[Collected data entries]
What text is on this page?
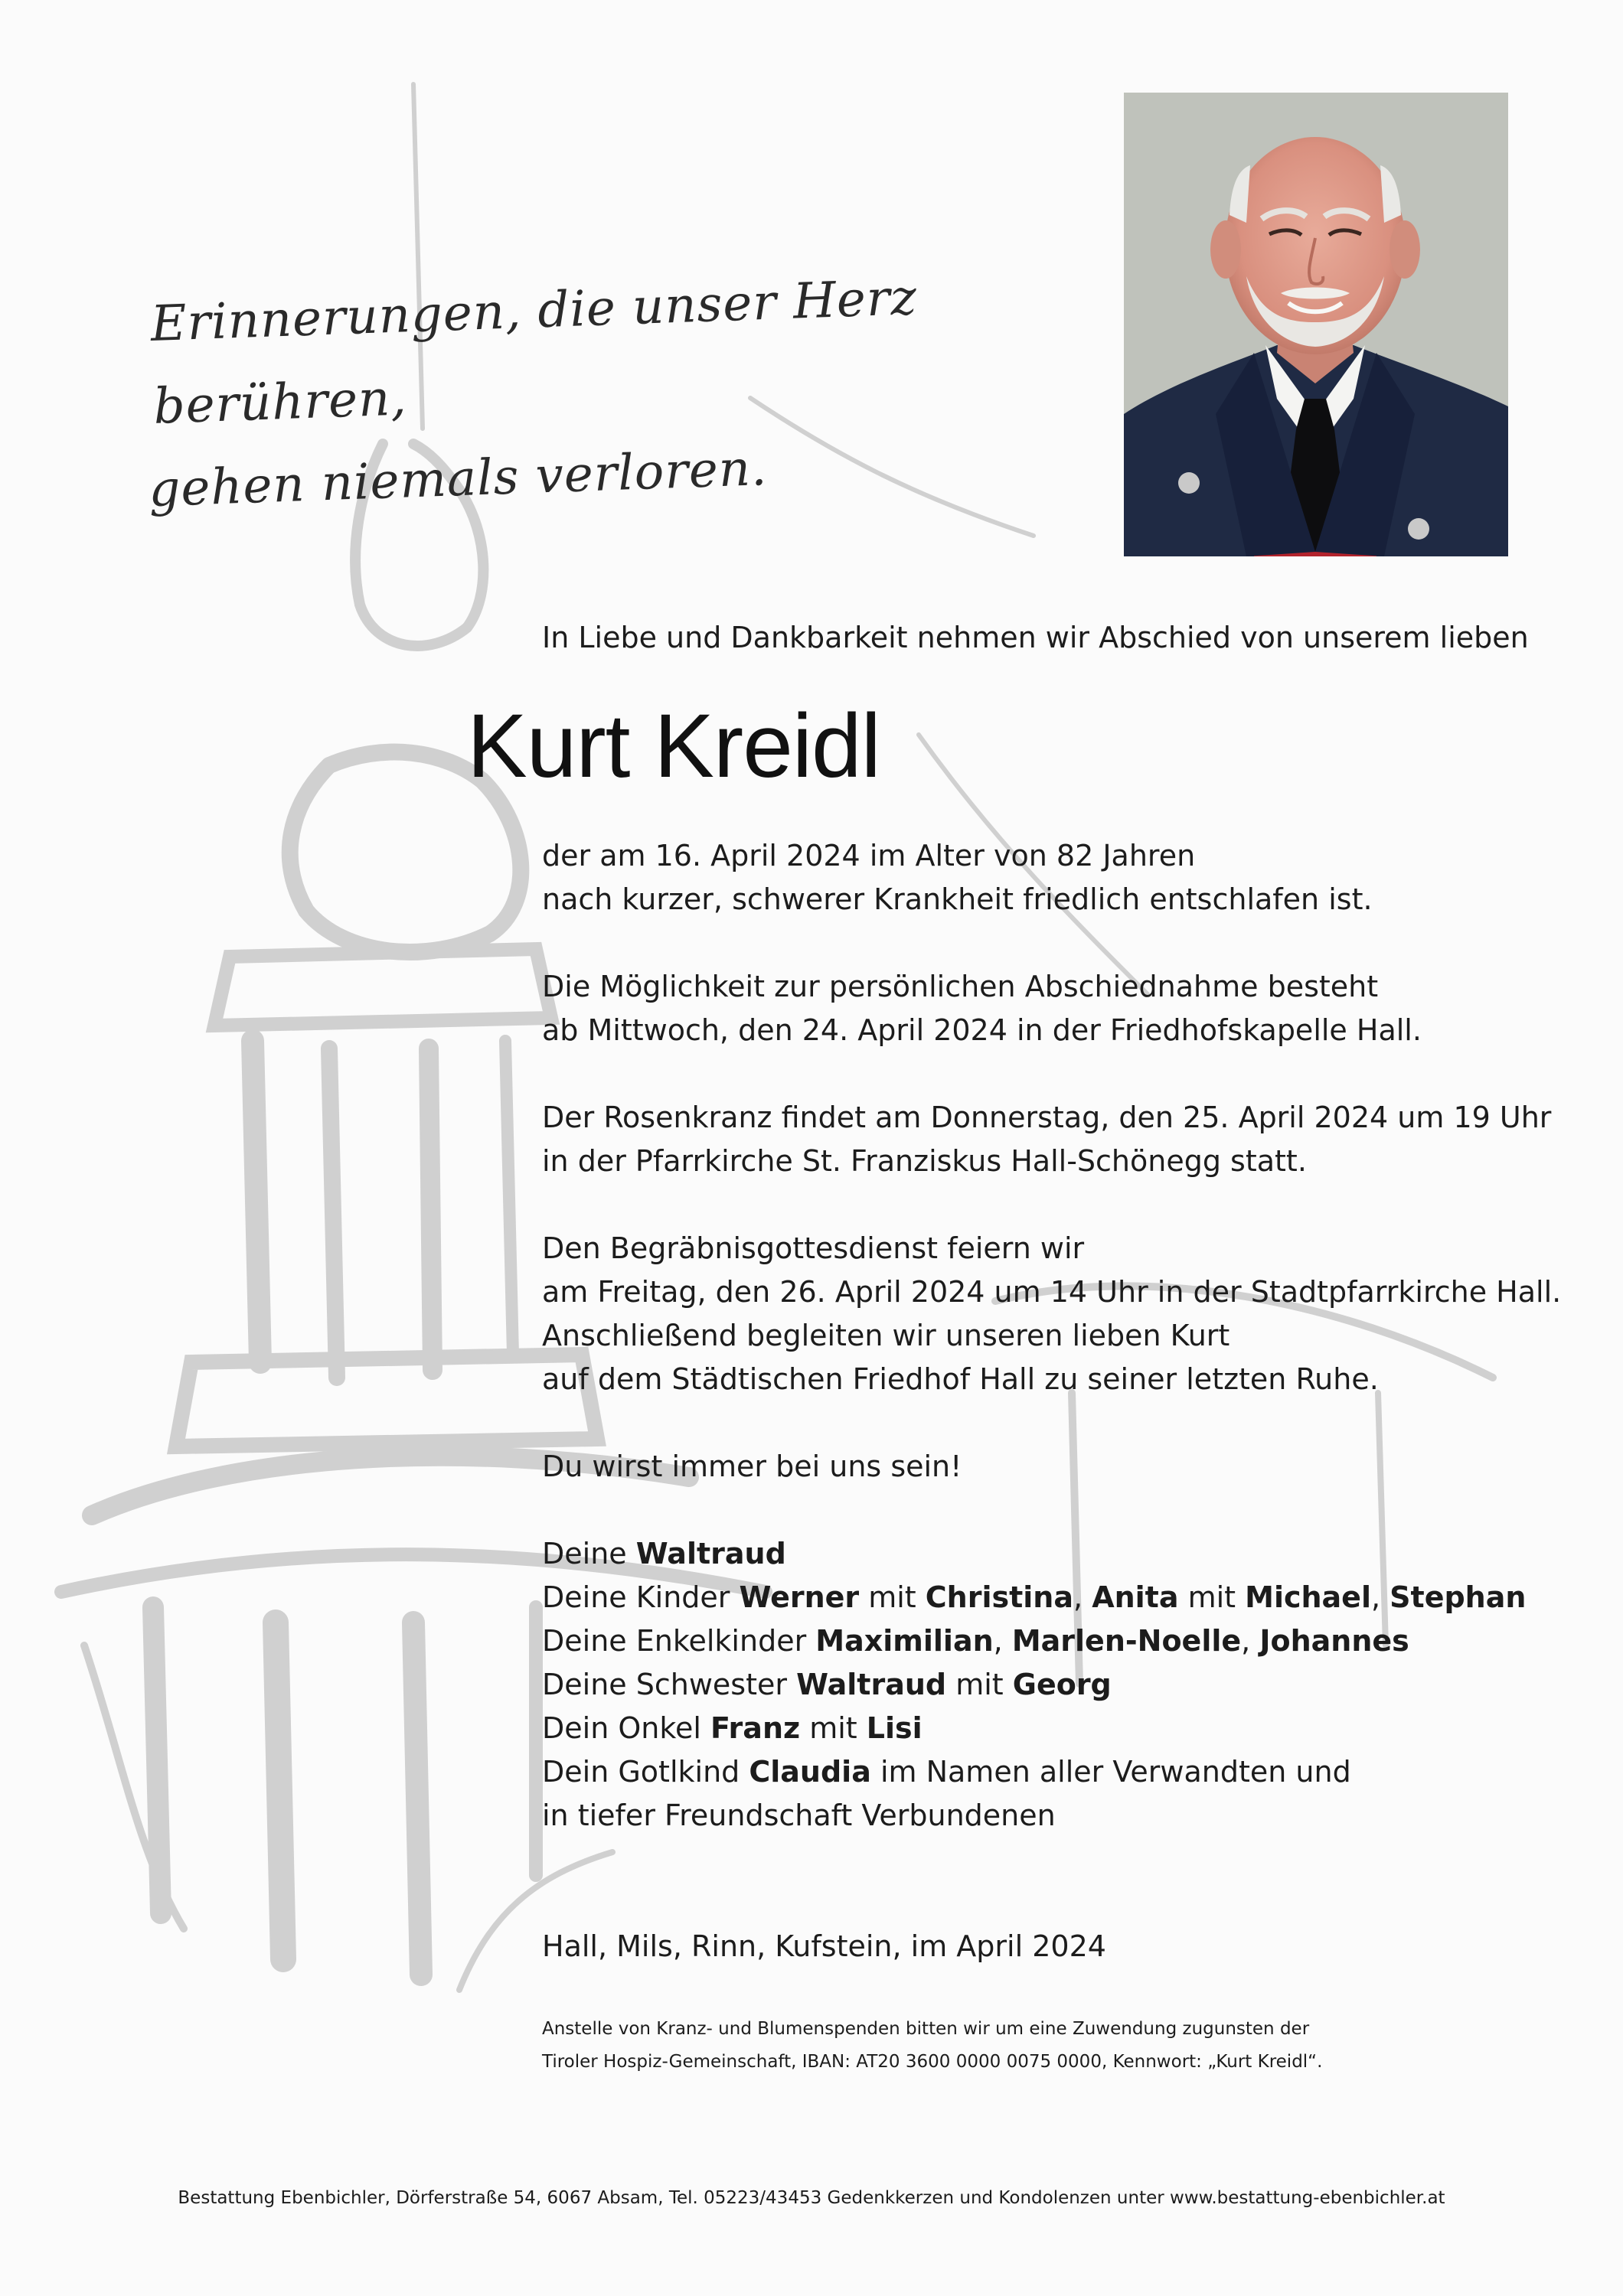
Erinnerungen, die unser Herz berühren,
gehen niemals verloren.
In Liebe und Dankbarkeit nehmen wir Abschied von unserem lieben
Kurt Kreidl

der am 16. April 2024 im Alter von 82 Jahren
nach kurzer, schwerer Krankheit friedlich entschlafen ist.

Die Möglichkeit zur persönlichen Abschiednahme besteht
ab Mittwoch, den 24. April 2024 in der Friedhofskapelle Hall.

Der Rosenkranz findet am Donnerstag, den 25. April 2024 um 19 Uhr
in der Pfarrkirche St. Franziskus Hall-Schönegg statt.

Den Begräbnisgottesdienst feiern wir
am Freitag, den 26. April 2024 um 14 Uhr in der Stadtpfarrkirche Hall.
Anschließend begleiten wir unseren lieben Kurt
auf dem Städtischen Friedhof Hall zu seiner letzten Ruhe.

Du wirst immer bei uns sein!

Deine Waltraud
Deine Kinder Werner mit Christina, Anita mit Michael, Stephan
Deine Enkelkinder Maximilian, Marlen-Noelle, Johannes
Deine Schwester Waltraud mit Georg
Dein Onkel Franz mit Lisi
Dein Gotlkind Claudia im Namen aller Verwandten und
in tiefer Freundschaft Verbundenen
Hall, Mils, Rinn, Kufstein, im April 2024
Anstelle von Kranz- und Blumenspenden bitten wir um eine Zuwendung zugunsten der
Tiroler Hospiz-Gemeinschaft, IBAN: AT20 3600 0000 0075 0000, Kennwort: „Kurt Kreidl“.
Bestattung Ebenbichler, Dörferstraße 54, 6067 Absam, Tel. 05223/43453 Gedenkkerzen und Kondolenzen unter www.bestattung-ebenbichler.at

> [Task goal] Print the records word for word and exclude any picture they hold.

> [Answer]
What text is on this page?
Erinnerungen, die unser Herz berühren,
gehen niemals verloren.
In Liebe und Dankbarkeit nehmen wir Abschied von unserem lieben
Kurt Kreidl

der am 16. April 2024 im Alter von 82 Jahren
nach kurzer, schwerer Krankheit friedlich entschlafen ist.

Die Möglichkeit zur persönlichen Abschiednahme besteht
ab Mittwoch, den 24. April 2024 in der Friedhofskapelle Hall.

Der Rosenkranz findet am Donnerstag, den 25. April 2024 um 19 Uhr
in der Pfarrkirche St. Franziskus Hall-Schönegg statt.

Den Begräbnisgottesdienst feiern wir
am Freitag, den 26. April 2024 um 14 Uhr in der Stadtpfarrkirche Hall.
Anschließend begleiten wir unseren lieben Kurt
auf dem Städtischen Friedhof Hall zu seiner letzten Ruhe.

Du wirst immer bei uns sein!

Deine Waltraud
Deine Kinder Werner mit Christina, Anita mit Michael, Stephan
Deine Enkelkinder Maximilian, Marlen-Noelle, Johannes
Deine Schwester Waltraud mit Georg
Dein Onkel Franz mit Lisi
Dein Gotlkind Claudia im Namen aller Verwandten und
in tiefer Freundschaft Verbundenen
Hall, Mils, Rinn, Kufstein, im April 2024
Anstelle von Kranz- und Blumenspenden bitten wir um eine Zuwendung zugunsten der
Tiroler Hospiz-Gemeinschaft, IBAN: AT20 3600 0000 0075 0000, Kennwort: „Kurt Kreidl“.
Bestattung Ebenbichler, Dörferstraße 54, 6067 Absam, Tel. 05223/43453 Gedenkkerzen und Kondolenzen unter www.bestattung-ebenbichler.at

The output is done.